Lines containing the string "this" are to be counted. Write only how many there are.

_ _ _ _ _ _ _

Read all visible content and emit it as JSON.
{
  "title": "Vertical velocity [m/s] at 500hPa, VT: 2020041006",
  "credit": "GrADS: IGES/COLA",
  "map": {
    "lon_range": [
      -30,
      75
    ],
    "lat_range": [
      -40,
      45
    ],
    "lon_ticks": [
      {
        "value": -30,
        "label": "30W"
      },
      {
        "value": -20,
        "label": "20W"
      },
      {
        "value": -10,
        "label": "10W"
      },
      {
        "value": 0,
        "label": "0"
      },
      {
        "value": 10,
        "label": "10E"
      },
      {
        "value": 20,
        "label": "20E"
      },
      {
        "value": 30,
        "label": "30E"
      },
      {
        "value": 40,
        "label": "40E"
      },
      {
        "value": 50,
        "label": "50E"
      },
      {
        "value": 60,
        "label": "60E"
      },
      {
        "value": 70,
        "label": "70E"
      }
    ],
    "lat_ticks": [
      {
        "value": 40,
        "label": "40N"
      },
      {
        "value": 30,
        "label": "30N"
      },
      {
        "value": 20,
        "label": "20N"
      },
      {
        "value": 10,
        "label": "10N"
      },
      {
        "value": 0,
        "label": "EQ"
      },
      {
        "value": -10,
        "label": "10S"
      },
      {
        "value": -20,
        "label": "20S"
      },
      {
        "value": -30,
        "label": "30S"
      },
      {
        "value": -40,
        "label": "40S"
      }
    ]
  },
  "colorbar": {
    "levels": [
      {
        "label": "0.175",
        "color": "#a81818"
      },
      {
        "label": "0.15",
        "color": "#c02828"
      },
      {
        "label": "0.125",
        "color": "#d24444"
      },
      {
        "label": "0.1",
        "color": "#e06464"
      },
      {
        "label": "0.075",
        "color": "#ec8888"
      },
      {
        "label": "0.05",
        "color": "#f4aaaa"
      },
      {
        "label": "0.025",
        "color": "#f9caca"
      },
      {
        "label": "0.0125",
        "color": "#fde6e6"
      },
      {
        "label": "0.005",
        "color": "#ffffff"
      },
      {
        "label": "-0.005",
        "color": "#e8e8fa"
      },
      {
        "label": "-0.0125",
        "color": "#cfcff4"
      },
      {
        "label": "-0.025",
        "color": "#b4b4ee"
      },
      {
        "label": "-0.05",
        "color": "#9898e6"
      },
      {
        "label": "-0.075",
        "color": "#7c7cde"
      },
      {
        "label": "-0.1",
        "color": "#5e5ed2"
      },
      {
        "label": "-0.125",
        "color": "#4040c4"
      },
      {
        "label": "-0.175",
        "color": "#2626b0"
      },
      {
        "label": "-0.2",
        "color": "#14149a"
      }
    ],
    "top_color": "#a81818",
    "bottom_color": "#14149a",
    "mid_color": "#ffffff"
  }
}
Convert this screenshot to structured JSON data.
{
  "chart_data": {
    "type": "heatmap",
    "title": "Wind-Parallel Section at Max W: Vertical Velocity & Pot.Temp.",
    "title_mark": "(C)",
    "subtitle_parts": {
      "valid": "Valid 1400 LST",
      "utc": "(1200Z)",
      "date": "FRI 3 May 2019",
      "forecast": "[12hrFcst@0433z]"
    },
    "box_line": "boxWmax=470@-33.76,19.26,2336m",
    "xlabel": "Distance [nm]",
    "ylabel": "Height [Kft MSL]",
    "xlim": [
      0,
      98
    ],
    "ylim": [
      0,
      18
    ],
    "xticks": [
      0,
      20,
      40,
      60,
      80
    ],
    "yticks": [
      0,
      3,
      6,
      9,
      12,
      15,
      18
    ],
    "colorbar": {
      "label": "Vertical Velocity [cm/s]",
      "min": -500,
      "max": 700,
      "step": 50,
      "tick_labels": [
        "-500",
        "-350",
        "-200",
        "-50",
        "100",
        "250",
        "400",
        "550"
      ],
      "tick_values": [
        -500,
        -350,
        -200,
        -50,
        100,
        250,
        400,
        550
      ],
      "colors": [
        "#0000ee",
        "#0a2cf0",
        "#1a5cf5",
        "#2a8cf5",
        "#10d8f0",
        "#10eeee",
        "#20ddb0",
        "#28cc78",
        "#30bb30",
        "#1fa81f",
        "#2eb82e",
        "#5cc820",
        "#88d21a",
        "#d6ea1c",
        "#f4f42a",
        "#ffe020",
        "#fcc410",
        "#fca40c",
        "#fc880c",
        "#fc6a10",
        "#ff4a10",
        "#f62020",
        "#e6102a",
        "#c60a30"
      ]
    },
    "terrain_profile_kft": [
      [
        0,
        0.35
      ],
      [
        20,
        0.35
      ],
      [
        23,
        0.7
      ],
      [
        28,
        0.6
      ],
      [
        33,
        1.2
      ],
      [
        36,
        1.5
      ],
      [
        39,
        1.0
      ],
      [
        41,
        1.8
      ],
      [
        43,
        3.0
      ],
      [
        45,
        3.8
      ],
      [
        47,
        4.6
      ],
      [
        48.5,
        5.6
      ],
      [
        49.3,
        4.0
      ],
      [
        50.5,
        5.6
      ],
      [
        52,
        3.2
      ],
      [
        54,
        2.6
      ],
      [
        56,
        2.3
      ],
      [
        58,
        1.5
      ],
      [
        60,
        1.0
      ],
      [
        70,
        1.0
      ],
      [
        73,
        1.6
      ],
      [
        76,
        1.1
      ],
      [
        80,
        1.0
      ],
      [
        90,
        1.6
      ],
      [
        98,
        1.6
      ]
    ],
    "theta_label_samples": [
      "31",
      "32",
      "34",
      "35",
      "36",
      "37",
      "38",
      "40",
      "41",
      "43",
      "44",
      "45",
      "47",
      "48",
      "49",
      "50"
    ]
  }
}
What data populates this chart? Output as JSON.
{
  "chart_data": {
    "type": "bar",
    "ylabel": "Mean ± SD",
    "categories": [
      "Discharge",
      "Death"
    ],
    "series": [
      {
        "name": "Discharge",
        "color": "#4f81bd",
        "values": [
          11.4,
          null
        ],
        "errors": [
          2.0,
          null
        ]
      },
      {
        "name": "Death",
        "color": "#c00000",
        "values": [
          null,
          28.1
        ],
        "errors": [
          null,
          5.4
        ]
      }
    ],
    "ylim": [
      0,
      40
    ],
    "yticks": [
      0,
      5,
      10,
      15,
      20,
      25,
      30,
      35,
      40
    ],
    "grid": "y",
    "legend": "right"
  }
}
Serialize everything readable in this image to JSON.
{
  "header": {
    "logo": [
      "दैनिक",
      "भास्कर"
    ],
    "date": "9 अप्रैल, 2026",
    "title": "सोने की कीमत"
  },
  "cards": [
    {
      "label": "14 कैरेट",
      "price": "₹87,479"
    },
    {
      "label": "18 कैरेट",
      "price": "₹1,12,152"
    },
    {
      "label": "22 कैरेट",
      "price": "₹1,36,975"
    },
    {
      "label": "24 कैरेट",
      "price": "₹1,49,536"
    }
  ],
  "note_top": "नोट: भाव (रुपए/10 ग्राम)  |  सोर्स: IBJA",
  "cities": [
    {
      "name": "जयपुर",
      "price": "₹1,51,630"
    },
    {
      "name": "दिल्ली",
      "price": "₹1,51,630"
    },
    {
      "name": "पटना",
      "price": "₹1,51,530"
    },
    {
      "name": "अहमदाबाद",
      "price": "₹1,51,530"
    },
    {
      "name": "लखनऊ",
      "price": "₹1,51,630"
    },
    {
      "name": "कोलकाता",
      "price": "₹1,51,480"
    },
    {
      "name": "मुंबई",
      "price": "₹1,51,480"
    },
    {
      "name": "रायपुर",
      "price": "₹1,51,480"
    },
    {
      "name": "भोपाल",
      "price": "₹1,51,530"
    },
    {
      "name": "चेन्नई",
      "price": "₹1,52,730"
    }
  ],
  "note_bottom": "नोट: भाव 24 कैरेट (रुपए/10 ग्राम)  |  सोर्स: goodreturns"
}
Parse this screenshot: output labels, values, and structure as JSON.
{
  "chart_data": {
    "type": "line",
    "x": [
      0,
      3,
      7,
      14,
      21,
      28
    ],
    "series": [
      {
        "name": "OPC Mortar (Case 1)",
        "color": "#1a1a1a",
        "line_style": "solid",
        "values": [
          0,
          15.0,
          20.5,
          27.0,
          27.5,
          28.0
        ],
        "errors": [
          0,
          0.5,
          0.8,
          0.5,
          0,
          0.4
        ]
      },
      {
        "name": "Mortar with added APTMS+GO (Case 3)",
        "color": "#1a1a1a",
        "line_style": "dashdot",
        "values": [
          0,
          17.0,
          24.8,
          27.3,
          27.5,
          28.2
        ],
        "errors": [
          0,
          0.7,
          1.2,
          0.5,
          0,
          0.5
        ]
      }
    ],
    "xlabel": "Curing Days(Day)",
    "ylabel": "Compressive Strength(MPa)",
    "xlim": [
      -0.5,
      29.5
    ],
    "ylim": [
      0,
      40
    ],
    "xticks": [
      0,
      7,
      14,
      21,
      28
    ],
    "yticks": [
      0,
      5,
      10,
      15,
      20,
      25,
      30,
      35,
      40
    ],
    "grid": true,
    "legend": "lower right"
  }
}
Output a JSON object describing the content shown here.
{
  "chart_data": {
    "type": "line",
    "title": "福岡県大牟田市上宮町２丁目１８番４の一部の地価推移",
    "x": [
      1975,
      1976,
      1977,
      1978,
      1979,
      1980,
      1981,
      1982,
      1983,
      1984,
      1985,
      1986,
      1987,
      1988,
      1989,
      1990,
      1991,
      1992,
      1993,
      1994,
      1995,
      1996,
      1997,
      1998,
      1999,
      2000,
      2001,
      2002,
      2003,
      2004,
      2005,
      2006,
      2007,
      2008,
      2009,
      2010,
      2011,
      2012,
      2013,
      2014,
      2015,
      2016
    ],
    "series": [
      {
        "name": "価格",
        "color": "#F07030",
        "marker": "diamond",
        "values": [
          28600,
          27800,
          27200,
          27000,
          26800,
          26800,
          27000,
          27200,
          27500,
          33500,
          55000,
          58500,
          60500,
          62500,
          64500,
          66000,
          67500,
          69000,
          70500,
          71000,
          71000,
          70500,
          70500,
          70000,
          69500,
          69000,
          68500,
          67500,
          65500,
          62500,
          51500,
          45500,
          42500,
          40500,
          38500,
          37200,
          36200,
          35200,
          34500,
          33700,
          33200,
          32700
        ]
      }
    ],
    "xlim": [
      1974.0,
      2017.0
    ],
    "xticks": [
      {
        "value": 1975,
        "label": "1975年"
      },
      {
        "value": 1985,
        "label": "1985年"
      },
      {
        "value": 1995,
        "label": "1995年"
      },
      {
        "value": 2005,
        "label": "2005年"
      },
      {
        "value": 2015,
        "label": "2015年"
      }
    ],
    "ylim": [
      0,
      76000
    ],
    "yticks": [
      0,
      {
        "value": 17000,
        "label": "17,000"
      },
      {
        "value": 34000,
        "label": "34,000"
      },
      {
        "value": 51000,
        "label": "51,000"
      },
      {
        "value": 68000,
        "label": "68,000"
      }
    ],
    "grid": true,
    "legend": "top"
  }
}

_ _ _ _ _ _ _

--- Result ---
4